* GIVEN PROBLEM *
Please restate the following records word for word.

* RECORDS SUPPLIED *

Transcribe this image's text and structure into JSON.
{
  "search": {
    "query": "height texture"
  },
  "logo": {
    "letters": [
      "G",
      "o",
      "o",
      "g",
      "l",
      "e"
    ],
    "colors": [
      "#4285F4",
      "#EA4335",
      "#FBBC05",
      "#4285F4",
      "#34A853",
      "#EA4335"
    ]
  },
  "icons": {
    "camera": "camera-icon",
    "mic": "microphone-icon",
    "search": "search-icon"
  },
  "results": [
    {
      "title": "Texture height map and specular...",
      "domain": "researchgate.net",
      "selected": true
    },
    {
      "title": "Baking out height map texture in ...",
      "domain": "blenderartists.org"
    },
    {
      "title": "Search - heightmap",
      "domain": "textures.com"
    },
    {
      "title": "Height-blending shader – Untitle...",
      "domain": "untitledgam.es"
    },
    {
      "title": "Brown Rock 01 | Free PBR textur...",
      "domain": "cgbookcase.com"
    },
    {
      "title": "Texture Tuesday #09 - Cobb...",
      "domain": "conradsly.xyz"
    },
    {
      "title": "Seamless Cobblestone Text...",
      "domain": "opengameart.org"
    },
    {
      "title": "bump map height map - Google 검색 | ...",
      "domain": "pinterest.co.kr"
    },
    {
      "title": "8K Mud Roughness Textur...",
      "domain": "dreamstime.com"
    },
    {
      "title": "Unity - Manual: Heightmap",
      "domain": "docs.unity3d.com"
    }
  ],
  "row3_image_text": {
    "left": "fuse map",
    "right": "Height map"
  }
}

* RESPONSE FOR THIS EXERCISE *
Transcribe this image's text and structure into JSON.
{
  "search": {
    "query": "height texture"
  },
  "logo": {
    "letters": [
      "G",
      "o",
      "o",
      "g",
      "l",
      "e"
    ],
    "colors": [
      "#4285F4",
      "#EA4335",
      "#FBBC05",
      "#4285F4",
      "#34A853",
      "#EA4335"
    ]
  },
  "icons": {
    "camera": "camera-icon",
    "mic": "microphone-icon",
    "search": "search-icon"
  },
  "results": [
    {
      "title": "Texture height map and specular...",
      "domain": "researchgate.net",
      "selected": true
    },
    {
      "title": "Baking out height map texture in ...",
      "domain": "blenderartists.org"
    },
    {
      "title": "Search - heightmap",
      "domain": "textures.com"
    },
    {
      "title": "Height-blending shader – Untitle...",
      "domain": "untitledgam.es"
    },
    {
      "title": "Brown Rock 01 | Free PBR textur...",
      "domain": "cgbookcase.com"
    },
    {
      "title": "Texture Tuesday #09 - Cobb...",
      "domain": "conradsly.xyz"
    },
    {
      "title": "Seamless Cobblestone Text...",
      "domain": "opengameart.org"
    },
    {
      "title": "bump map height map - Google 검색 | ...",
      "domain": "pinterest.co.kr"
    },
    {
      "title": "8K Mud Roughness Textur...",
      "domain": "dreamstime.com"
    },
    {
      "title": "Unity - Manual: Heightmap",
      "domain": "docs.unity3d.com"
    }
  ],
  "row3_image_text": {
    "left": "fuse map",
    "right": "Height map"
  }
}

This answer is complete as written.